SOURCE DATA ▸
--- Start ---

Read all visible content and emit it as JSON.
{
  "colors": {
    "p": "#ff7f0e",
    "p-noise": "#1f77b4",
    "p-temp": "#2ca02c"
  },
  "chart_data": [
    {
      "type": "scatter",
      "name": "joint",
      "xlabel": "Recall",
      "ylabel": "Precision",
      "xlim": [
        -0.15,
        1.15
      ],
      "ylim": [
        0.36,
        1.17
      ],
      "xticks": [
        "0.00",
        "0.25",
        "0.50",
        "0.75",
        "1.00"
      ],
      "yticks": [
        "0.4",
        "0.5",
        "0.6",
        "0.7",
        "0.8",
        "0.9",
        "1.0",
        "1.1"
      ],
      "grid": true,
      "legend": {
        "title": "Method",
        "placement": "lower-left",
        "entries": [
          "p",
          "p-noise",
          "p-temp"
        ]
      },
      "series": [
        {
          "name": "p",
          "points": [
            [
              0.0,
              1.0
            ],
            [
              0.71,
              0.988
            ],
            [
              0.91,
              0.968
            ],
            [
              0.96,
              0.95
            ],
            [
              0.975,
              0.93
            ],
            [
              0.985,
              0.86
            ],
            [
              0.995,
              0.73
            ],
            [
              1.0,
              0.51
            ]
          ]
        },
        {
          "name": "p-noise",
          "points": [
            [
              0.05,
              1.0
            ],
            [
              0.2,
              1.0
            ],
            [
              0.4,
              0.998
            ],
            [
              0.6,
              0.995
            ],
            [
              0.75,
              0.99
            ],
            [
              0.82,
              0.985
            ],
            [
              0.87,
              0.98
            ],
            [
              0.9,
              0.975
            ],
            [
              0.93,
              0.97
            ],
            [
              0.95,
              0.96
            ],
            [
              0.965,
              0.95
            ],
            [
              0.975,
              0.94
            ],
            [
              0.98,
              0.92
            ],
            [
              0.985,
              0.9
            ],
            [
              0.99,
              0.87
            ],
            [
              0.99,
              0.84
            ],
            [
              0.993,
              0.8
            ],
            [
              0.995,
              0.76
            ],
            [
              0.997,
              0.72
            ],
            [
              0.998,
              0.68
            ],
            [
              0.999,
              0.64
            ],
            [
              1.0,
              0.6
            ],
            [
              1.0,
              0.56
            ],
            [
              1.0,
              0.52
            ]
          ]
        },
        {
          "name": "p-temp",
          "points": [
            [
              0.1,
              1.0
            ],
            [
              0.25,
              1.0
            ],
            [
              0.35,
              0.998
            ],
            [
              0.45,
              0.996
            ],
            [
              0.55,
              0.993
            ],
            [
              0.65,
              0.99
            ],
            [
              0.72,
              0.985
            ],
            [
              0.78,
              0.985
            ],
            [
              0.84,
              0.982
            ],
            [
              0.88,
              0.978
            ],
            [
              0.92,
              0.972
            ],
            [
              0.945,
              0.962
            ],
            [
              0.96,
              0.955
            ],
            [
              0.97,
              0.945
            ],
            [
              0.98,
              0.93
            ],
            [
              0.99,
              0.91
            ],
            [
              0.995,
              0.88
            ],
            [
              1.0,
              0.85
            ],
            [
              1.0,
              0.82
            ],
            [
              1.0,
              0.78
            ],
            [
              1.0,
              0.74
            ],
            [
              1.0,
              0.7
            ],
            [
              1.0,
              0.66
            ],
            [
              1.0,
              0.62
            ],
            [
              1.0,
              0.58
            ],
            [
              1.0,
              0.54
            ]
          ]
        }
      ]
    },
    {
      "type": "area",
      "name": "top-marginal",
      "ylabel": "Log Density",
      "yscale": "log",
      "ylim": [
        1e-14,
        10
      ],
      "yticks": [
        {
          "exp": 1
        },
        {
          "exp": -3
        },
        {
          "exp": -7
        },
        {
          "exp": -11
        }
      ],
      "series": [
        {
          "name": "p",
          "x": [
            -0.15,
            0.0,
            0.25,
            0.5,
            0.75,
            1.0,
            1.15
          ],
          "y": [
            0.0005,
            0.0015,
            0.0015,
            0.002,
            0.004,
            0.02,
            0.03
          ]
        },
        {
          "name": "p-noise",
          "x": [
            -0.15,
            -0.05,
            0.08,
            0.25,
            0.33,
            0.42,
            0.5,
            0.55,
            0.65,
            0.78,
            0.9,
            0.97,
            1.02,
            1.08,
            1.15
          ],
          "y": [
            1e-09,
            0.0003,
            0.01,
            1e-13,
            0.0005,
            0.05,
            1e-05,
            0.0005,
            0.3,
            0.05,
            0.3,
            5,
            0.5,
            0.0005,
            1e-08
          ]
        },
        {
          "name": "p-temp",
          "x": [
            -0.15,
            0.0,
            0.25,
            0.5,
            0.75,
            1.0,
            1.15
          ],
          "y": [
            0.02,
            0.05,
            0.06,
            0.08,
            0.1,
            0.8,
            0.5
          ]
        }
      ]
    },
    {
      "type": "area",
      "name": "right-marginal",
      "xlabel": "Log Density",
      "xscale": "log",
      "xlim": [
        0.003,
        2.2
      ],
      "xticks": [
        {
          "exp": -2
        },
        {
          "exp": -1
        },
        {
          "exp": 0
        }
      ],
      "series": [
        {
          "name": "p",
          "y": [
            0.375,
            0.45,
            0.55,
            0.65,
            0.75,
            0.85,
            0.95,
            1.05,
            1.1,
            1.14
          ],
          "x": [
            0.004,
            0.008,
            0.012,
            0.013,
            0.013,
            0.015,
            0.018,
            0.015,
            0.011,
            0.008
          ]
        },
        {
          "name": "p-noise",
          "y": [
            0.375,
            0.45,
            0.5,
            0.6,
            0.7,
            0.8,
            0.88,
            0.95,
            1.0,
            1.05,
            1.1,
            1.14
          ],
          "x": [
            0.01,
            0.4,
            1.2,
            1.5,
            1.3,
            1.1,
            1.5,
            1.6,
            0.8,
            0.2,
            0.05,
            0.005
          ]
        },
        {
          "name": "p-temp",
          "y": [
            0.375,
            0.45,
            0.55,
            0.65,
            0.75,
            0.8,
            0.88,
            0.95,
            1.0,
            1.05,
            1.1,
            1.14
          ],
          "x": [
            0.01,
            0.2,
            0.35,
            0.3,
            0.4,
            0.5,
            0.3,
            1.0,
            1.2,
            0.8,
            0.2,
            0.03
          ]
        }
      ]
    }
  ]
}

--- End ---

PROBLEM ▸ All of the material must be reproduced exactly.

RIGHT ANSWER ▸
Read all visible content and emit it as JSON.
{
  "colors": {
    "p": "#ff7f0e",
    "p-noise": "#1f77b4",
    "p-temp": "#2ca02c"
  },
  "chart_data": [
    {
      "type": "scatter",
      "name": "joint",
      "xlabel": "Recall",
      "ylabel": "Precision",
      "xlim": [
        -0.15,
        1.15
      ],
      "ylim": [
        0.36,
        1.17
      ],
      "xticks": [
        "0.00",
        "0.25",
        "0.50",
        "0.75",
        "1.00"
      ],
      "yticks": [
        "0.4",
        "0.5",
        "0.6",
        "0.7",
        "0.8",
        "0.9",
        "1.0",
        "1.1"
      ],
      "grid": true,
      "legend": {
        "title": "Method",
        "placement": "lower-left",
        "entries": [
          "p",
          "p-noise",
          "p-temp"
        ]
      },
      "series": [
        {
          "name": "p",
          "points": [
            [
              0.0,
              1.0
            ],
            [
              0.71,
              0.988
            ],
            [
              0.91,
              0.968
            ],
            [
              0.96,
              0.95
            ],
            [
              0.975,
              0.93
            ],
            [
              0.985,
              0.86
            ],
            [
              0.995,
              0.73
            ],
            [
              1.0,
              0.51
            ]
          ]
        },
        {
          "name": "p-noise",
          "points": [
            [
              0.05,
              1.0
            ],
            [
              0.2,
              1.0
            ],
            [
              0.4,
              0.998
            ],
            [
              0.6,
              0.995
            ],
            [
              0.75,
              0.99
            ],
            [
              0.82,
              0.985
            ],
            [
              0.87,
              0.98
            ],
            [
              0.9,
              0.975
            ],
            [
              0.93,
              0.97
            ],
            [
              0.95,
              0.96
            ],
            [
              0.965,
              0.95
            ],
            [
              0.975,
              0.94
            ],
            [
              0.98,
              0.92
            ],
            [
              0.985,
              0.9
            ],
            [
              0.99,
              0.87
            ],
            [
              0.99,
              0.84
            ],
            [
              0.993,
              0.8
            ],
            [
              0.995,
              0.76
            ],
            [
              0.997,
              0.72
            ],
            [
              0.998,
              0.68
            ],
            [
              0.999,
              0.64
            ],
            [
              1.0,
              0.6
            ],
            [
              1.0,
              0.56
            ],
            [
              1.0,
              0.52
            ]
          ]
        },
        {
          "name": "p-temp",
          "points": [
            [
              0.1,
              1.0
            ],
            [
              0.25,
              1.0
            ],
            [
              0.35,
              0.998
            ],
            [
              0.45,
              0.996
            ],
            [
              0.55,
              0.993
            ],
            [
              0.65,
              0.99
            ],
            [
              0.72,
              0.985
            ],
            [
              0.78,
              0.985
            ],
            [
              0.84,
              0.982
            ],
            [
              0.88,
              0.978
            ],
            [
              0.92,
              0.972
            ],
            [
              0.945,
              0.962
            ],
            [
              0.96,
              0.955
            ],
            [
              0.97,
              0.945
            ],
            [
              0.98,
              0.93
            ],
            [
              0.99,
              0.91
            ],
            [
              0.995,
              0.88
            ],
            [
              1.0,
              0.85
            ],
            [
              1.0,
              0.82
            ],
            [
              1.0,
              0.78
            ],
            [
              1.0,
              0.74
            ],
            [
              1.0,
              0.7
            ],
            [
              1.0,
              0.66
            ],
            [
              1.0,
              0.62
            ],
            [
              1.0,
              0.58
            ],
            [
              1.0,
              0.54
            ]
          ]
        }
      ]
    },
    {
      "type": "area",
      "name": "top-marginal",
      "ylabel": "Log Density",
      "yscale": "log",
      "ylim": [
        1e-14,
        10
      ],
      "yticks": [
        {
          "exp": 1
        },
        {
          "exp": -3
        },
        {
          "exp": -7
        },
        {
          "exp": -11
        }
      ],
      "series": [
        {
          "name": "p",
          "x": [
            -0.15,
            0.0,
            0.25,
            0.5,
            0.75,
            1.0,
            1.15
          ],
          "y": [
            0.0005,
            0.0015,
            0.0015,
            0.002,
            0.004,
            0.02,
            0.03
          ]
        },
        {
          "name": "p-noise",
          "x": [
            -0.15,
            -0.05,
            0.08,
            0.25,
            0.33,
            0.42,
            0.5,
            0.55,
            0.65,
            0.78,
            0.9,
            0.97,
            1.02,
            1.08,
            1.15
          ],
          "y": [
            1e-09,
            0.0003,
            0.01,
            1e-13,
            0.0005,
            0.05,
            1e-05,
            0.0005,
            0.3,
            0.05,
            0.3,
            5,
            0.5,
            0.0005,
            1e-08
          ]
        },
        {
          "name": "p-temp",
          "x": [
            -0.15,
            0.0,
            0.25,
            0.5,
            0.75,
            1.0,
            1.15
          ],
          "y": [
            0.02,
            0.05,
            0.06,
            0.08,
            0.1,
            0.8,
            0.5
          ]
        }
      ]
    },
    {
      "type": "area",
      "name": "right-marginal",
      "xlabel": "Log Density",
      "xscale": "log",
      "xlim": [
        0.003,
        2.2
      ],
      "xticks": [
        {
          "exp": -2
        },
        {
          "exp": -1
        },
        {
          "exp": 0
        }
      ],
      "series": [
        {
          "name": "p",
          "y": [
            0.375,
            0.45,
            0.55,
            0.65,
            0.75,
            0.85,
            0.95,
            1.05,
            1.1,
            1.14
          ],
          "x": [
            0.004,
            0.008,
            0.012,
            0.013,
            0.013,
            0.015,
            0.018,
            0.015,
            0.011,
            0.008
          ]
        },
        {
          "name": "p-noise",
          "y": [
            0.375,
            0.45,
            0.5,
            0.6,
            0.7,
            0.8,
            0.88,
            0.95,
            1.0,
            1.05,
            1.1,
            1.14
          ],
          "x": [
            0.01,
            0.4,
            1.2,
            1.5,
            1.3,
            1.1,
            1.5,
            1.6,
            0.8,
            0.2,
            0.05,
            0.005
          ]
        },
        {
          "name": "p-temp",
          "y": [
            0.375,
            0.45,
            0.55,
            0.65,
            0.75,
            0.8,
            0.88,
            0.95,
            1.0,
            1.05,
            1.1,
            1.14
          ],
          "x": [
            0.01,
            0.2,
            0.35,
            0.3,
            0.4,
            0.5,
            0.3,
            1.0,
            1.2,
            0.8,
            0.2,
            0.03
          ]
        }
      ]
    }
  ]
}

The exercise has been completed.